[Data tied to figure images]
┌──

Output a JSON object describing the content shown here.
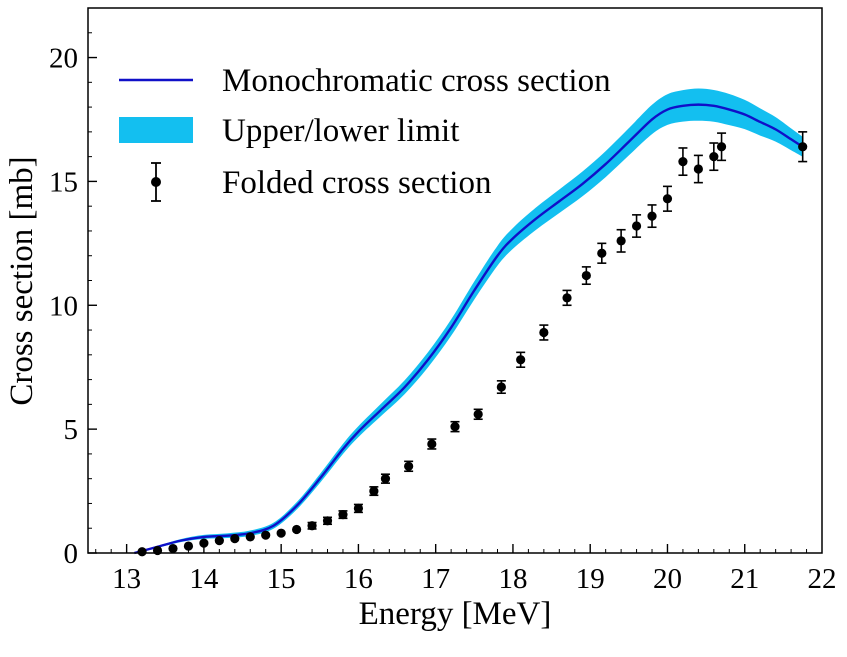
{
  "chart_data": {
    "type": "line",
    "title": "",
    "xlabel": "Energy [MeV]",
    "ylabel": "Cross section [mb]",
    "xlim": [
      12.5,
      22.0
    ],
    "ylim": [
      0,
      22
    ],
    "xticks": [
      13,
      14,
      15,
      16,
      17,
      18,
      19,
      20,
      21,
      22
    ],
    "yticks": [
      0,
      5,
      10,
      15,
      20
    ],
    "grid": false,
    "legend_position": "top-left",
    "colors": {
      "monochromatic": "#1010c8",
      "band": "#13bff0",
      "folded": "#000000"
    },
    "legend": {
      "monochromatic": "Monochromatic cross section",
      "band": "Upper/lower limit",
      "folded": "Folded cross section"
    },
    "monochromatic": {
      "x": [
        13.1,
        13.4,
        13.7,
        14.0,
        14.3,
        14.6,
        14.9,
        15.2,
        15.5,
        15.8,
        16.0,
        16.3,
        16.6,
        16.9,
        17.2,
        17.5,
        17.8,
        18.0,
        18.3,
        18.6,
        18.9,
        19.2,
        19.5,
        19.8,
        20.0,
        20.2,
        20.4,
        20.6,
        20.8,
        21.0,
        21.2,
        21.4,
        21.6,
        21.75
      ],
      "y": [
        0.0,
        0.25,
        0.5,
        0.65,
        0.7,
        0.8,
        1.1,
        1.9,
        3.0,
        4.2,
        4.9,
        5.8,
        6.7,
        7.8,
        9.1,
        10.6,
        12.0,
        12.7,
        13.5,
        14.2,
        14.9,
        15.7,
        16.6,
        17.5,
        17.9,
        18.05,
        18.1,
        18.05,
        17.9,
        17.7,
        17.4,
        17.1,
        16.7,
        16.4
      ]
    },
    "limit_halfwidth": {
      "x": [
        13.1,
        14.0,
        14.9,
        15.5,
        16.0,
        16.6,
        17.2,
        17.8,
        18.3,
        18.9,
        19.5,
        20.0,
        20.4,
        20.8,
        21.2,
        21.75
      ],
      "y": [
        0.02,
        0.08,
        0.12,
        0.18,
        0.22,
        0.28,
        0.33,
        0.4,
        0.45,
        0.5,
        0.55,
        0.62,
        0.65,
        0.63,
        0.55,
        0.4
      ]
    },
    "folded": {
      "x": [
        13.2,
        13.4,
        13.6,
        13.8,
        14.0,
        14.2,
        14.4,
        14.6,
        14.8,
        15.0,
        15.2,
        15.4,
        15.6,
        15.8,
        16.0,
        16.2,
        16.35,
        16.65,
        16.95,
        17.25,
        17.55,
        17.85,
        18.1,
        18.4,
        18.7,
        18.95,
        19.15,
        19.4,
        19.6,
        19.8,
        20.0,
        20.2,
        20.4,
        20.6,
        20.7,
        21.75
      ],
      "y": [
        0.05,
        0.1,
        0.18,
        0.28,
        0.4,
        0.5,
        0.58,
        0.65,
        0.72,
        0.8,
        0.95,
        1.1,
        1.3,
        1.55,
        1.8,
        2.5,
        3.0,
        3.5,
        4.4,
        5.1,
        5.6,
        6.7,
        7.8,
        8.9,
        10.3,
        11.2,
        12.1,
        12.6,
        13.2,
        13.6,
        14.3,
        15.8,
        15.5,
        16.0,
        16.4,
        16.4
      ],
      "err": [
        0.02,
        0.03,
        0.04,
        0.05,
        0.06,
        0.07,
        0.08,
        0.09,
        0.1,
        0.11,
        0.12,
        0.13,
        0.14,
        0.15,
        0.16,
        0.17,
        0.18,
        0.2,
        0.2,
        0.2,
        0.2,
        0.25,
        0.3,
        0.3,
        0.3,
        0.35,
        0.4,
        0.45,
        0.45,
        0.45,
        0.5,
        0.55,
        0.55,
        0.55,
        0.55,
        0.6
      ]
    }
  }
}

└──

● **The request**:
Scan the data above and copy every line with "monochromatic" in it.

● **Worked solution**:
      "monochromatic": "#1010c8",
      "monochromatic": "Monochromatic cross section",
    "monochromatic": {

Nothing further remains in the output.